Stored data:
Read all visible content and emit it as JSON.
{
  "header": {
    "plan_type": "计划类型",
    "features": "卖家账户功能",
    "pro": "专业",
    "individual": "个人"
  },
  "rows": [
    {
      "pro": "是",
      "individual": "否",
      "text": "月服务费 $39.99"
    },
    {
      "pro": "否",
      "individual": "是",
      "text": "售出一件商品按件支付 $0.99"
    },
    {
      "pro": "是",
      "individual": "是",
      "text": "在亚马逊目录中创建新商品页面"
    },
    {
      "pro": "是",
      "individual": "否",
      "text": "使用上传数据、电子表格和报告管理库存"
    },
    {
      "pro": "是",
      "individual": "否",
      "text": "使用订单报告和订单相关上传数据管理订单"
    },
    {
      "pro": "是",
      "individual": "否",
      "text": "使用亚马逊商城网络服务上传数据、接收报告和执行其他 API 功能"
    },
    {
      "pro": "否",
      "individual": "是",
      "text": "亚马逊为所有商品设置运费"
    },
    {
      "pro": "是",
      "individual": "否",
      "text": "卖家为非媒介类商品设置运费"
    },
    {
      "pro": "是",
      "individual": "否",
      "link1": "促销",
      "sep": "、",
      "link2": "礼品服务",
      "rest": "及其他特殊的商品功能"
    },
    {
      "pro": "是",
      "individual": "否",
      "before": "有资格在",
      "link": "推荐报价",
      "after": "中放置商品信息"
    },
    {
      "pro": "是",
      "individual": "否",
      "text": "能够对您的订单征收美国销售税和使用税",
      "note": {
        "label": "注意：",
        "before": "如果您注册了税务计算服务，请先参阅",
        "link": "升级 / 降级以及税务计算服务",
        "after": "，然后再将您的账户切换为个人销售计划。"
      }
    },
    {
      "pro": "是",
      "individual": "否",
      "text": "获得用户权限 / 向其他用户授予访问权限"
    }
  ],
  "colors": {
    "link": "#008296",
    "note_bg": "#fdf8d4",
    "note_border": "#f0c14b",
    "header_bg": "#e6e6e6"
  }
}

Directions: Return the listing above word for word.

Written solution:
Read all visible content and emit it as JSON.
{
  "header": {
    "plan_type": "计划类型",
    "features": "卖家账户功能",
    "pro": "专业",
    "individual": "个人"
  },
  "rows": [
    {
      "pro": "是",
      "individual": "否",
      "text": "月服务费 $39.99"
    },
    {
      "pro": "否",
      "individual": "是",
      "text": "售出一件商品按件支付 $0.99"
    },
    {
      "pro": "是",
      "individual": "是",
      "text": "在亚马逊目录中创建新商品页面"
    },
    {
      "pro": "是",
      "individual": "否",
      "text": "使用上传数据、电子表格和报告管理库存"
    },
    {
      "pro": "是",
      "individual": "否",
      "text": "使用订单报告和订单相关上传数据管理订单"
    },
    {
      "pro": "是",
      "individual": "否",
      "text": "使用亚马逊商城网络服务上传数据、接收报告和执行其他 API 功能"
    },
    {
      "pro": "否",
      "individual": "是",
      "text": "亚马逊为所有商品设置运费"
    },
    {
      "pro": "是",
      "individual": "否",
      "text": "卖家为非媒介类商品设置运费"
    },
    {
      "pro": "是",
      "individual": "否",
      "link1": "促销",
      "sep": "、",
      "link2": "礼品服务",
      "rest": "及其他特殊的商品功能"
    },
    {
      "pro": "是",
      "individual": "否",
      "before": "有资格在",
      "link": "推荐报价",
      "after": "中放置商品信息"
    },
    {
      "pro": "是",
      "individual": "否",
      "text": "能够对您的订单征收美国销售税和使用税",
      "note": {
        "label": "注意：",
        "before": "如果您注册了税务计算服务，请先参阅",
        "link": "升级 / 降级以及税务计算服务",
        "after": "，然后再将您的账户切换为个人销售计划。"
      }
    },
    {
      "pro": "是",
      "individual": "否",
      "text": "获得用户权限 / 向其他用户授予访问权限"
    }
  ],
  "colors": {
    "link": "#008296",
    "note_bg": "#fdf8d4",
    "note_border": "#f0c14b",
    "header_bg": "#e6e6e6"
  }
}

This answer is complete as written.